- WHAT IS REQUIRED:
Copy nothing but the text: repeat each entry exactly and drop the images.
───
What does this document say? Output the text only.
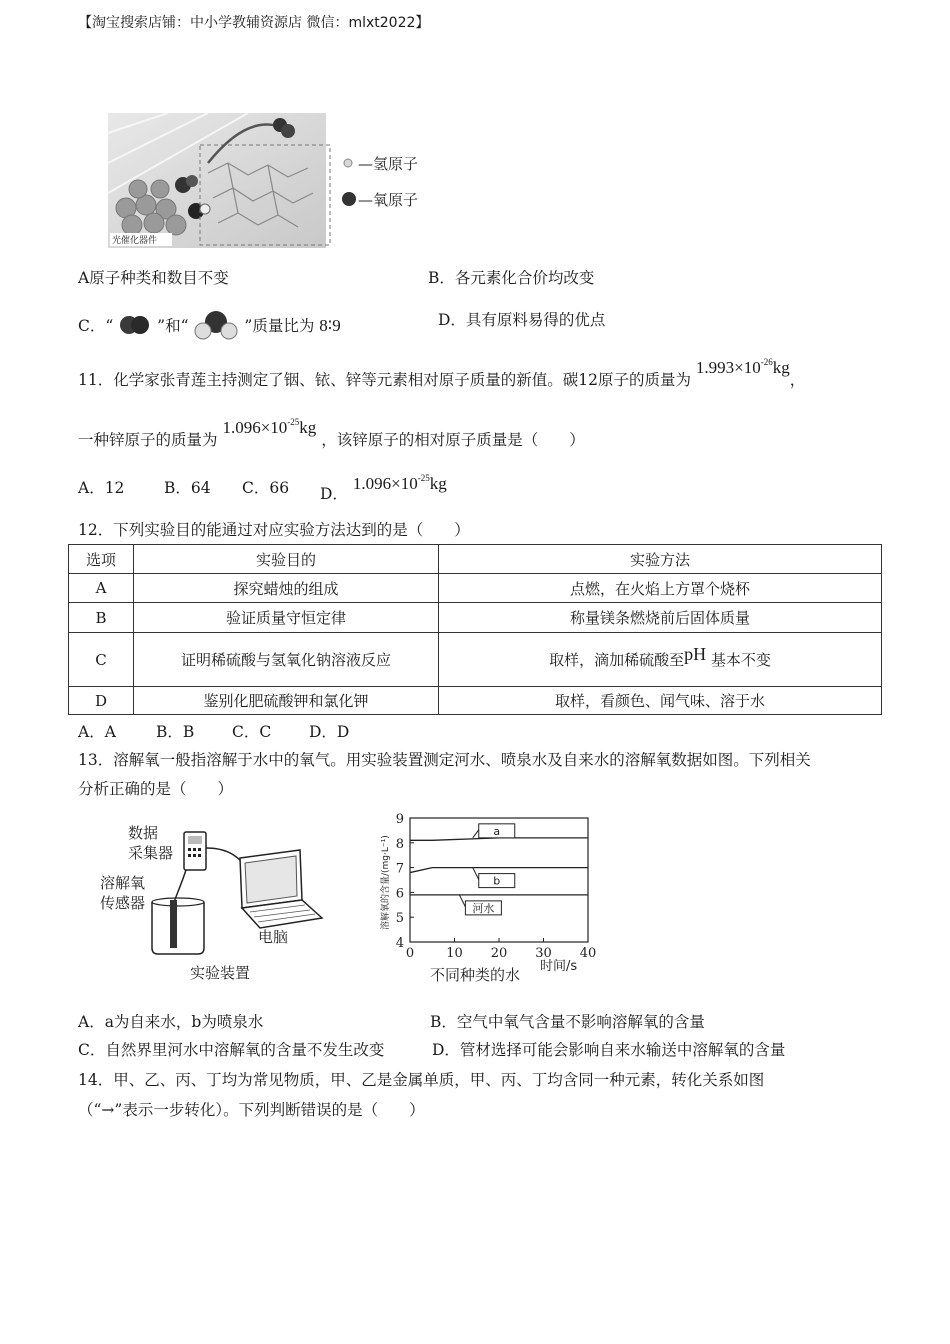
【淘宝搜索店铺：中小学教辅资源店 微信：mlxt2022】
光催化器件
—氢原子
—氧原子
A原子种类和数目不变	B．各元素化合价均改变
C．“	”和“	”质量比为 8∶9	D．具有原料易得的优点
11．化学家张青莲主持测定了铟、铱、锌等元素相对原子质量的新值。碳12原子的质量为 $1.993\times 10^{-26}kg$，
一种锌原子的质量为 $1.096\times 10^{-25}kg$ ，该锌原子的相对原子质量是（　　）
A．12	B．64 C．66 D． $1.096\times 10^{-25}kg$
12．下列实验目的能通过对应实验方法达到的是（　　）
选项	实验目的	实验方法
A	探究蜡烛的组成	点燃，在火焰上方罩个烧杯
B	验证质量守恒定律	称量镁条燃烧前后固体质量
C	证明稀硫酸与氢氧化钠溶液反应	取样，滴加稀硫酸至pH 基本不变
D	鉴别化肥硫酸钾和氯化钾	取样，看颜色、闻气味、溶于水
A．A	B．B C．C D．D
13．溶解氧一般指溶解于水中的氧气。用实验装置测定河水、喷泉水及自来水的溶解氧数据如图。下列相关
分析正确的是（　　）
数据
采集器
溶解氧
传感器
电脑
实验装置
4
5
6
7
8
9
0 10 20 30 40
时间/s
溶解氧的含量/(mg·L⁻¹)
a
b
河水
不同种类的水
A．a为自来水，b为喷泉水	B．空气中氧气含量不影响溶解氧的含量
C．自然界里河水中溶解氧的含量不发生改变	D．管材选择可能会影响自来水输送中溶解氧的含量
14．甲、乙、丙、丁均为常见物质，甲、乙是金属单质，甲、丙、丁均含同一种元素，转化关系如图
（“→”表示一步转化）。下列判断错误的是（　　）
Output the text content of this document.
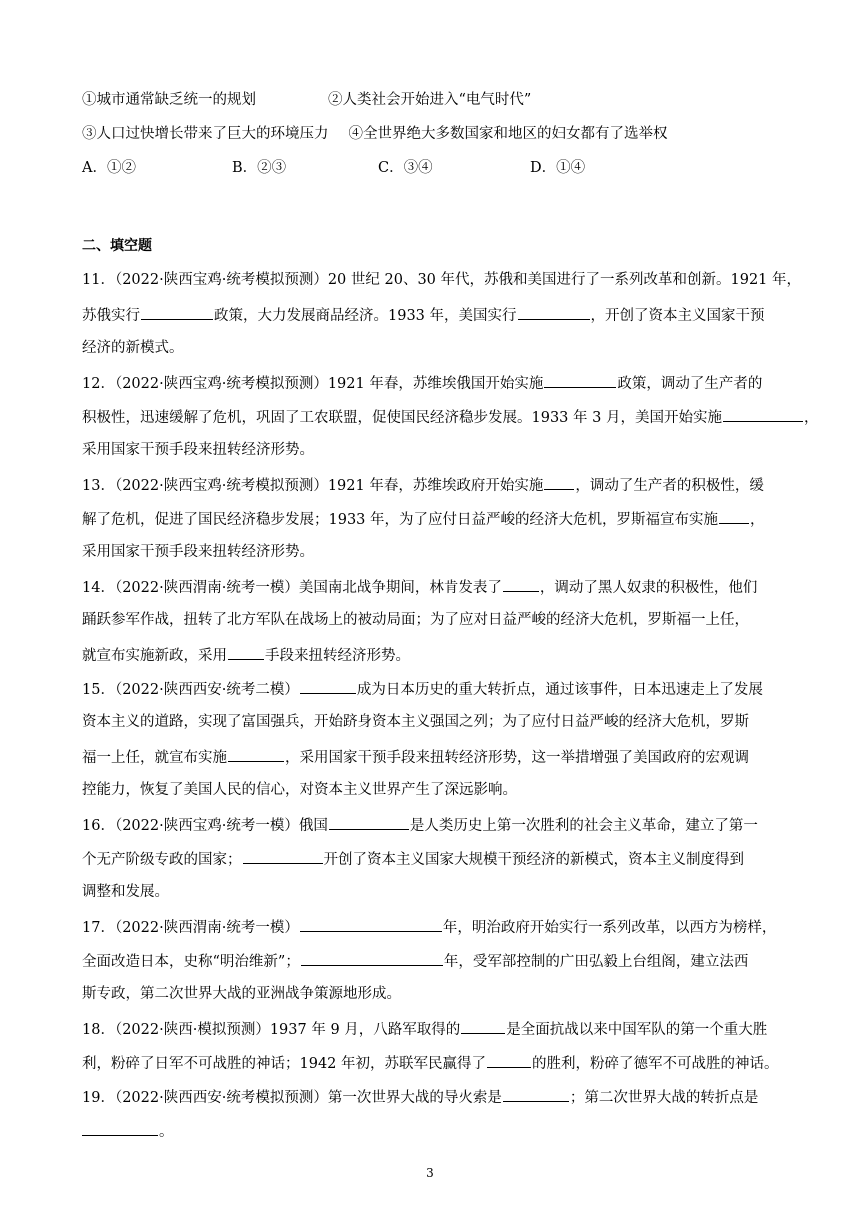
①城市通常缺乏统一的规划	②人类社会开始进入“电气时代”
③人口过快增长带来了巨大的环境压力 ④全世界绝大多数国家和地区的妇女都有了选举权
A．①②	B．②③	C．③④	D．①④
二、填空题
11．（2022·陕西宝鸡·统考模拟预测）20 世纪 20、30 年代，苏俄和美国进行了一系列改革和创新。1921 年，
苏俄实行	政策，大力发展商品经济。1933 年，美国实行	，开创了资本主义国家干预
经济的新模式。
12．（2022·陕西宝鸡·统考模拟预测）1921 年春，苏维埃俄国开始实施	政策，调动了生产者的
积极性，迅速缓解了危机，巩固了工农联盟，促使国民经济稳步发展。1933 年 3 月，美国开始实施	，
采用国家干预手段来扭转经济形势。
13．（2022·陕西宝鸡·统考模拟预测）1921 年春，苏维埃政府开始实施 ，调动了生产者的积极性，缓
解了危机，促进了国民经济稳步发展；1933 年，为了应付日益严峻的经济大危机，罗斯福宣布实施 ，
采用国家干预手段来扭转经济形势。
14．（2022·陕西渭南·统考一模）美国南北战争期间，林肯发表了	，调动了黑人奴隶的积极性，他们
踊跃参军作战，扭转了北方军队在战场上的被动局面；为了应对日益严峻的经济大危机，罗斯福一上任，
就宣布实施新政，采用	手段来扭转经济形势。
15．（2022·陕西西安·统考二模）	成为日本历史的重大转折点，通过该事件，日本迅速走上了发展
资本主义的道路，实现了富国强兵，开始跻身资本主义强国之列；为了应付日益严峻的经济大危机，罗斯
福一上任，就宣布实施	，采用国家干预手段来扭转经济形势，这一举措增强了美国政府的宏观调
控能力，恢复了美国人民的信心，对资本主义世界产生了深远影响。
16．（2022·陕西宝鸡·统考一模）俄国	是人类历史上第一次胜利的社会主义革命，建立了第一
个无产阶级专政的国家；	开创了资本主义国家大规模干预经济的新模式，资本主义制度得到
调整和发展。
17．（2022·陕西渭南·统考一模）	年，明治政府开始实行一系列改革，以西方为榜样，
全面改造日本，史称“明治维新”；	年，受军部控制的广田弘毅上台组阁，建立法西
斯专政，第二次世界大战的亚洲战争策源地形成。
18．（2022·陕西·模拟预测）1937 年 9 月，八路军取得的	是全面抗战以来中国军队的第一个重大胜
利，粉碎了日军不可战胜的神话；1942 年初，苏联军民赢得了	的胜利，粉碎了德军不可战胜的神话。
19．（2022·陕西西安·统考模拟预测）第一次世界大战的导火索是	；第二次世界大战的转折点是
。
3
───
- ANSWER TO THIS EXERCISE:
What does this document say? Output the text only.
【淘宝搜索店铺：中小学教辅资源店 微信：mlxt2022】
光催化器件
—氢原子
—氧原子
A原子种类和数目不变	B．各元素化合价均改变
C．“	”和“	”质量比为 8∶9	D．具有原料易得的优点
11．化学家张青莲主持测定了铟、铱、锌等元素相对原子质量的新值。碳12原子的质量为 $1.993\times 10^{-26}kg$，
一种锌原子的质量为 $1.096\times 10^{-25}kg$ ，该锌原子的相对原子质量是（　　）
A．12	B．64 C．66 D． $1.096\times 10^{-25}kg$
12．下列实验目的能通过对应实验方法达到的是（　　）
选项	实验目的	实验方法
A	探究蜡烛的组成	点燃，在火焰上方罩个烧杯
B	验证质量守恒定律	称量镁条燃烧前后固体质量
C	证明稀硫酸与氢氧化钠溶液反应	取样，滴加稀硫酸至pH 基本不变
D	鉴别化肥硫酸钾和氯化钾	取样，看颜色、闻气味、溶于水
A．A	B．B C．C D．D
13．溶解氧一般指溶解于水中的氧气。用实验装置测定河水、喷泉水及自来水的溶解氧数据如图。下列相关
分析正确的是（　　）
数据
采集器
溶解氧
传感器
电脑
实验装置
4
5
6
7
8
9
0 10 20 30 40
时间/s
溶解氧的含量/(mg·L⁻¹)
a
b
河水
不同种类的水
A．a为自来水，b为喷泉水	B．空气中氧气含量不影响溶解氧的含量
C．自然界里河水中溶解氧的含量不发生改变	D．管材选择可能会影响自来水输送中溶解氧的含量
14．甲、乙、丙、丁均为常见物质，甲、乙是金属单质，甲、丙、丁均含同一种元素，转化关系如图
（“→”表示一步转化）。下列判断错误的是（　　）
Output the text content of this document.
①城市通常缺乏统一的规划	②人类社会开始进入“电气时代”
③人口过快增长带来了巨大的环境压力 ④全世界绝大多数国家和地区的妇女都有了选举权
A．①②	B．②③	C．③④	D．①④
二、填空题
11．（2022·陕西宝鸡·统考模拟预测）20 世纪 20、30 年代，苏俄和美国进行了一系列改革和创新。1921 年，
苏俄实行	政策，大力发展商品经济。1933 年，美国实行	，开创了资本主义国家干预
经济的新模式。
12．（2022·陕西宝鸡·统考模拟预测）1921 年春，苏维埃俄国开始实施	政策，调动了生产者的
积极性，迅速缓解了危机，巩固了工农联盟，促使国民经济稳步发展。1933 年 3 月，美国开始实施	，
采用国家干预手段来扭转经济形势。
13．（2022·陕西宝鸡·统考模拟预测）1921 年春，苏维埃政府开始实施 ，调动了生产者的积极性，缓
解了危机，促进了国民经济稳步发展；1933 年，为了应付日益严峻的经济大危机，罗斯福宣布实施 ，
采用国家干预手段来扭转经济形势。
14．（2022·陕西渭南·统考一模）美国南北战争期间，林肯发表了	，调动了黑人奴隶的积极性，他们
踊跃参军作战，扭转了北方军队在战场上的被动局面；为了应对日益严峻的经济大危机，罗斯福一上任，
就宣布实施新政，采用	手段来扭转经济形势。
15．（2022·陕西西安·统考二模）	成为日本历史的重大转折点，通过该事件，日本迅速走上了发展
资本主义的道路，实现了富国强兵，开始跻身资本主义强国之列；为了应付日益严峻的经济大危机，罗斯
福一上任，就宣布实施	，采用国家干预手段来扭转经济形势，这一举措增强了美国政府的宏观调
控能力，恢复了美国人民的信心，对资本主义世界产生了深远影响。
16．（2022·陕西宝鸡·统考一模）俄国	是人类历史上第一次胜利的社会主义革命，建立了第一
个无产阶级专政的国家；	开创了资本主义国家大规模干预经济的新模式，资本主义制度得到
调整和发展。
17．（2022·陕西渭南·统考一模）	年，明治政府开始实行一系列改革，以西方为榜样，
全面改造日本，史称“明治维新”；	年，受军部控制的广田弘毅上台组阁，建立法西
斯专政，第二次世界大战的亚洲战争策源地形成。
18．（2022·陕西·模拟预测）1937 年 9 月，八路军取得的	是全面抗战以来中国军队的第一个重大胜
利，粉碎了日军不可战胜的神话；1942 年初，苏联军民赢得了	的胜利，粉碎了德军不可战胜的神话。
19．（2022·陕西西安·统考模拟预测）第一次世界大战的导火索是	；第二次世界大战的转折点是
。
3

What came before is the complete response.